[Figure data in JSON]
##############################
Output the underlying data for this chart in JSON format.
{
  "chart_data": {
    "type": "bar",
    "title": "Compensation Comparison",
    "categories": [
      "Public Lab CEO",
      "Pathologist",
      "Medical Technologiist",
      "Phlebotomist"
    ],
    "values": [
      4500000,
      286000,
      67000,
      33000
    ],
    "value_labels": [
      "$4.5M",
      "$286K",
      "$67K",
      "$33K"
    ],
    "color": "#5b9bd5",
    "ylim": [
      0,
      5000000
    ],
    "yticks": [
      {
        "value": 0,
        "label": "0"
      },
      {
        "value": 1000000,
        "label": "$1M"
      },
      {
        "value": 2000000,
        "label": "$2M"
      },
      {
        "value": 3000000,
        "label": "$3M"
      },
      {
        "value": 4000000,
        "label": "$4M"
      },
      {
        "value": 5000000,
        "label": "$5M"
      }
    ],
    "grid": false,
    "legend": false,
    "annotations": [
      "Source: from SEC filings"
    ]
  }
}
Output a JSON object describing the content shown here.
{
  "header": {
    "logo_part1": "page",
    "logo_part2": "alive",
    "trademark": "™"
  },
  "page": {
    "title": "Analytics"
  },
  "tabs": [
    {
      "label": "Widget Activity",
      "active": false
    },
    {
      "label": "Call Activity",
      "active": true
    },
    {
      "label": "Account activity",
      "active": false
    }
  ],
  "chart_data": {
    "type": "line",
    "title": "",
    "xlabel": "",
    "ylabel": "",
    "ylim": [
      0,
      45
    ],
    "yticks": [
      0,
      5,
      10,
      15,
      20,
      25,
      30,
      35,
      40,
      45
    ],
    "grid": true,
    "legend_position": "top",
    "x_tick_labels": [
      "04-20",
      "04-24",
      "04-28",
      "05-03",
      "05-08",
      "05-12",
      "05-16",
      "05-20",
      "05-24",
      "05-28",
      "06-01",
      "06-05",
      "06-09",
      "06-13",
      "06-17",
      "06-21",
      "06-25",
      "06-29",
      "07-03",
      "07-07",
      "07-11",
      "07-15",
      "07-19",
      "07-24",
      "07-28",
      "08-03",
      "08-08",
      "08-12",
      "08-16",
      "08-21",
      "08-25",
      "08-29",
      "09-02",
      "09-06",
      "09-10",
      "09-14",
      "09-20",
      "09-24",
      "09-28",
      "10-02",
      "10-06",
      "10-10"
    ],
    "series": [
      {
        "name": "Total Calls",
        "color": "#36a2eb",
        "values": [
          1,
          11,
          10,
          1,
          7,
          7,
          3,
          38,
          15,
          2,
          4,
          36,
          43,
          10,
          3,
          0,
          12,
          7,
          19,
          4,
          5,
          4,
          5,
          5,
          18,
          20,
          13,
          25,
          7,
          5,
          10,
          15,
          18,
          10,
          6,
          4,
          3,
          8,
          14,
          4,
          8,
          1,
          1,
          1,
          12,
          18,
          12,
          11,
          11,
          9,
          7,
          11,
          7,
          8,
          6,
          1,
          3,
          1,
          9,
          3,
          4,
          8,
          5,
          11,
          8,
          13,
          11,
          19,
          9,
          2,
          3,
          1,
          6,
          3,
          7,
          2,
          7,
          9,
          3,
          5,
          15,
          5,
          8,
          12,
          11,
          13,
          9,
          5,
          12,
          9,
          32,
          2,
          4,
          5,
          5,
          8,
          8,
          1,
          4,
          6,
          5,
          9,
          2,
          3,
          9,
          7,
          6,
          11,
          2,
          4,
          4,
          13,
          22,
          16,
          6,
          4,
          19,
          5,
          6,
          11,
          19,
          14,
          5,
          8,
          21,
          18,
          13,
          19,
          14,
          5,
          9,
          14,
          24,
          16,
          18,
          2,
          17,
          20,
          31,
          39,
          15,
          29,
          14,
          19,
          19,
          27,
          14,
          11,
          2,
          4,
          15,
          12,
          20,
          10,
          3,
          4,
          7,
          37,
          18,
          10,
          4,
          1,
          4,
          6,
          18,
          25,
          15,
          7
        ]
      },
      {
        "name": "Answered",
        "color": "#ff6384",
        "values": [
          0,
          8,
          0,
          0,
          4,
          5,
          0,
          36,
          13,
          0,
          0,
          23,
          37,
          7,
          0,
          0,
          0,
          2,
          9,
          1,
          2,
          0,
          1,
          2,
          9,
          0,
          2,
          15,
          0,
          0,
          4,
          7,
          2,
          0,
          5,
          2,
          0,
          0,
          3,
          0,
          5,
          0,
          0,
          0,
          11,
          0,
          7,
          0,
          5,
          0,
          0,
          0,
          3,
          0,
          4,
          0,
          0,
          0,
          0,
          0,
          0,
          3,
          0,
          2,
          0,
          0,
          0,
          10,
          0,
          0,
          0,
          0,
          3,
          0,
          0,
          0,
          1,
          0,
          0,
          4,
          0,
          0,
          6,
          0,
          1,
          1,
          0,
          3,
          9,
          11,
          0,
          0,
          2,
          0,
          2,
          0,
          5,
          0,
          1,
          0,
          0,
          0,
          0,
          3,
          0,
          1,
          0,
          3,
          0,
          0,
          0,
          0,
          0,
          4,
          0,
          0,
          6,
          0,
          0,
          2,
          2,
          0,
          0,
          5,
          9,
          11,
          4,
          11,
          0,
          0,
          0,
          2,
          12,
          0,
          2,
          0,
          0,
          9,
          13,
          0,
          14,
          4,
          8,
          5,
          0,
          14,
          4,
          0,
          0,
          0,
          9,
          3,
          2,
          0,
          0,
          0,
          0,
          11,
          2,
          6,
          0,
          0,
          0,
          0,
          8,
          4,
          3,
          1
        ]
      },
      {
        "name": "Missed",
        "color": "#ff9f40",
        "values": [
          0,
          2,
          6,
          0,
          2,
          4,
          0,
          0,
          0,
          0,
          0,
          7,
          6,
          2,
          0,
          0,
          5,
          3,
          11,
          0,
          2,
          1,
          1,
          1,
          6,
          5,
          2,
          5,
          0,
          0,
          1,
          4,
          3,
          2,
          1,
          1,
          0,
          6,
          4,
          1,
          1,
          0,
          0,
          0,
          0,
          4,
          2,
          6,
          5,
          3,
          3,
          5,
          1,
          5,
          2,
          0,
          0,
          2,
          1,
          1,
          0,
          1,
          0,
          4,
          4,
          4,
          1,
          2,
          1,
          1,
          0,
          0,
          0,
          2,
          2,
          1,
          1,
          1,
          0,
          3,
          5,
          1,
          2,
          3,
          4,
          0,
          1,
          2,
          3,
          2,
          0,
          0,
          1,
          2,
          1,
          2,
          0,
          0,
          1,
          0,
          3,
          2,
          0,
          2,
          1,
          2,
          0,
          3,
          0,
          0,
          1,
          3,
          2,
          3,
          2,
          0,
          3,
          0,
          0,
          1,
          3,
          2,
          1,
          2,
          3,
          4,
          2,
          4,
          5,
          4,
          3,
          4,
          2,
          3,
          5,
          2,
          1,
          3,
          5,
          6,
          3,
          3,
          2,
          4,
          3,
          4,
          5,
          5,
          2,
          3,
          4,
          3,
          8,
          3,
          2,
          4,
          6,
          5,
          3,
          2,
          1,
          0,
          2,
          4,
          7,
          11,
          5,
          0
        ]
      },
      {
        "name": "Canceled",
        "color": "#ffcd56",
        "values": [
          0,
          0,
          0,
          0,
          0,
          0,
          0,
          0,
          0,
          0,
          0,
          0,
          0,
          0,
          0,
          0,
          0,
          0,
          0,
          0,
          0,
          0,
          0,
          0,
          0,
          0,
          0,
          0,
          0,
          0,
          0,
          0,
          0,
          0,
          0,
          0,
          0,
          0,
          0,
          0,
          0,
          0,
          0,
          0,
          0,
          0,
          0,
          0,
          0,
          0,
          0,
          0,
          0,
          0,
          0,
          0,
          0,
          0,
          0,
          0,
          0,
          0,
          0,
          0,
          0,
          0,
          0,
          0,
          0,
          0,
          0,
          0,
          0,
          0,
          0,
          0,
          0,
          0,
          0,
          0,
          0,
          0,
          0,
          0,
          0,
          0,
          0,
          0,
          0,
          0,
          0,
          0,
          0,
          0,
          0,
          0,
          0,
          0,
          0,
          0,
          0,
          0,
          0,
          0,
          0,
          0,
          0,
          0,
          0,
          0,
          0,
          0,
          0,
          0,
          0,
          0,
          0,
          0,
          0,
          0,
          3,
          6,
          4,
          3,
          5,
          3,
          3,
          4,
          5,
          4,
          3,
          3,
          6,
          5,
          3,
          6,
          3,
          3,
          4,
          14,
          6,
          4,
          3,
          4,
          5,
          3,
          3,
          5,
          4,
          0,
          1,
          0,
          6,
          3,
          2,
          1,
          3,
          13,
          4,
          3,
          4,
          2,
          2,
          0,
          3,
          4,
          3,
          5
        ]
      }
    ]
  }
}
##############################
INSTRUCTIONS FOR THE TASK:
Return each line of the data that contains the string "name".

TASK RESPONSE:
        "name": "Total Calls",
        "name": "Answered",
        "name": "Missed",
        "name": "Canceled",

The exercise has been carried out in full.